Saved entries
○ ○ ○

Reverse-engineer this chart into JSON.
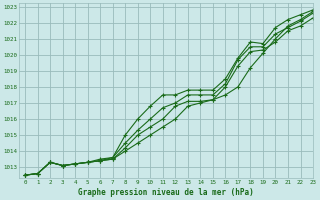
{
  "title": "Graphe pression niveau de la mer (hPa)",
  "bg_color": "#cce8e8",
  "plot_bg_color": "#cce8e8",
  "grid_color": "#99bbbb",
  "line_color": "#1a6b1a",
  "xlim": [
    -0.5,
    23
  ],
  "ylim": [
    1012.3,
    1023.2
  ],
  "yticks": [
    1013,
    1014,
    1015,
    1016,
    1017,
    1018,
    1019,
    1020,
    1021,
    1022,
    1023
  ],
  "xticks": [
    0,
    1,
    2,
    3,
    4,
    5,
    6,
    7,
    8,
    9,
    10,
    11,
    12,
    13,
    14,
    15,
    16,
    17,
    18,
    19,
    20,
    21,
    22,
    23
  ],
  "series": [
    [
      1012.5,
      1012.6,
      1013.3,
      1013.1,
      1013.2,
      1013.3,
      1013.4,
      1013.5,
      1014.0,
      1014.5,
      1015.0,
      1015.5,
      1016.0,
      1016.8,
      1017.0,
      1017.2,
      1017.5,
      1018.0,
      1019.2,
      1020.1,
      1021.0,
      1021.8,
      1022.2,
      1022.7
    ],
    [
      1012.5,
      1012.6,
      1013.3,
      1013.1,
      1013.2,
      1013.3,
      1013.4,
      1013.5,
      1014.2,
      1015.0,
      1015.5,
      1016.0,
      1016.8,
      1017.1,
      1017.1,
      1017.2,
      1018.0,
      1019.3,
      1020.2,
      1020.3,
      1020.8,
      1021.5,
      1021.8,
      1022.3
    ],
    [
      1012.5,
      1012.6,
      1013.3,
      1013.1,
      1013.2,
      1013.3,
      1013.4,
      1013.6,
      1014.5,
      1015.3,
      1016.0,
      1016.7,
      1017.0,
      1017.5,
      1017.5,
      1017.5,
      1018.2,
      1019.7,
      1020.5,
      1020.5,
      1021.3,
      1021.7,
      1022.1,
      1022.6
    ],
    [
      1012.5,
      1012.6,
      1013.3,
      1013.1,
      1013.2,
      1013.3,
      1013.5,
      1013.6,
      1015.0,
      1016.0,
      1016.8,
      1017.5,
      1017.5,
      1017.8,
      1017.8,
      1017.8,
      1018.5,
      1019.8,
      1020.8,
      1020.7,
      1021.7,
      1022.2,
      1022.5,
      1022.8
    ]
  ]
}
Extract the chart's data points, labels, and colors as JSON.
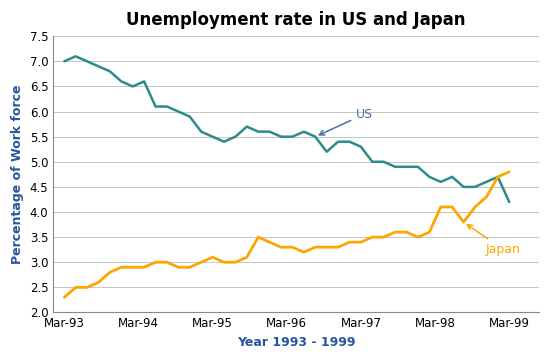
{
  "title": "Unemployment rate in US and Japan",
  "xlabel": "Year 1993 - 1999",
  "ylabel": "Percentage of Work force",
  "ylim": [
    2.0,
    7.5
  ],
  "yticks": [
    2.0,
    2.5,
    3.0,
    3.5,
    4.0,
    4.5,
    5.0,
    5.5,
    6.0,
    6.5,
    7.0,
    7.5
  ],
  "xtick_labels": [
    "Mar-93",
    "Mar-94",
    "Mar-95",
    "Mar-96",
    "Mar-97",
    "Mar-98",
    "Mar-99"
  ],
  "us_color": "#2E8B8B",
  "japan_color": "#FFA500",
  "us_data": [
    7.0,
    7.1,
    7.0,
    6.9,
    6.8,
    6.6,
    6.5,
    6.6,
    6.1,
    6.1,
    6.0,
    5.9,
    5.6,
    5.5,
    5.4,
    5.5,
    5.7,
    5.6,
    5.6,
    5.5,
    5.5,
    5.6,
    5.5,
    5.2,
    5.4,
    5.4,
    5.3,
    5.0,
    5.0,
    4.9,
    4.9,
    4.9,
    4.7,
    4.6,
    4.7,
    4.5,
    4.5,
    4.6,
    4.7,
    4.2
  ],
  "japan_data": [
    2.3,
    2.5,
    2.5,
    2.6,
    2.8,
    2.9,
    2.9,
    2.9,
    3.0,
    3.0,
    2.9,
    2.9,
    3.0,
    3.1,
    3.0,
    3.0,
    3.1,
    3.5,
    3.4,
    3.3,
    3.3,
    3.2,
    3.3,
    3.3,
    3.3,
    3.4,
    3.4,
    3.5,
    3.5,
    3.6,
    3.6,
    3.5,
    3.6,
    4.1,
    4.1,
    3.8,
    4.1,
    4.3,
    4.7,
    4.8
  ],
  "title_fontsize": 12,
  "label_fontsize": 9,
  "tick_fontsize": 8.5,
  "annotation_us_color": "#4A6EA8",
  "annotation_japan_color": "#FFA500",
  "axis_label_color": "#2855A0",
  "background_color": "#FFFFFF",
  "grid_color": "#BBBBBB"
}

○ ○ ○

WHAT THE TASK ASKS
Output only the lines from the line that contains "Extract the chart's" through the end of the material, both ends included, and skip every picture.

EXERCISE SOLUTION
Extract the chart's data points, labels, and colors as JSON.
{
  "title": "Unemployment rate in US and Japan",
  "xlabel": "Year 1993 - 1999",
  "ylabel": "Percentage of Work force",
  "ylim": [
    2.0,
    7.5
  ],
  "yticks": [
    2.0,
    2.5,
    3.0,
    3.5,
    4.0,
    4.5,
    5.0,
    5.5,
    6.0,
    6.5,
    7.0,
    7.5
  ],
  "xtick_labels": [
    "Mar-93",
    "Mar-94",
    "Mar-95",
    "Mar-96",
    "Mar-97",
    "Mar-98",
    "Mar-99"
  ],
  "us_color": "#2E8B8B",
  "japan_color": "#FFA500",
  "us_data": [
    7.0,
    7.1,
    7.0,
    6.9,
    6.8,
    6.6,
    6.5,
    6.6,
    6.1,
    6.1,
    6.0,
    5.9,
    5.6,
    5.5,
    5.4,
    5.5,
    5.7,
    5.6,
    5.6,
    5.5,
    5.5,
    5.6,
    5.5,
    5.2,
    5.4,
    5.4,
    5.3,
    5.0,
    5.0,
    4.9,
    4.9,
    4.9,
    4.7,
    4.6,
    4.7,
    4.5,
    4.5,
    4.6,
    4.7,
    4.2
  ],
  "japan_data": [
    2.3,
    2.5,
    2.5,
    2.6,
    2.8,
    2.9,
    2.9,
    2.9,
    3.0,
    3.0,
    2.9,
    2.9,
    3.0,
    3.1,
    3.0,
    3.0,
    3.1,
    3.5,
    3.4,
    3.3,
    3.3,
    3.2,
    3.3,
    3.3,
    3.3,
    3.4,
    3.4,
    3.5,
    3.5,
    3.6,
    3.6,
    3.5,
    3.6,
    4.1,
    4.1,
    3.8,
    4.1,
    4.3,
    4.7,
    4.8
  ],
  "title_fontsize": 12,
  "label_fontsize": 9,
  "tick_fontsize": 8.5,
  "annotation_us_color": "#4A6EA8",
  "annotation_japan_color": "#FFA500",
  "axis_label_color": "#2855A0",
  "background_color": "#FFFFFF",
  "grid_color": "#BBBBBB"
}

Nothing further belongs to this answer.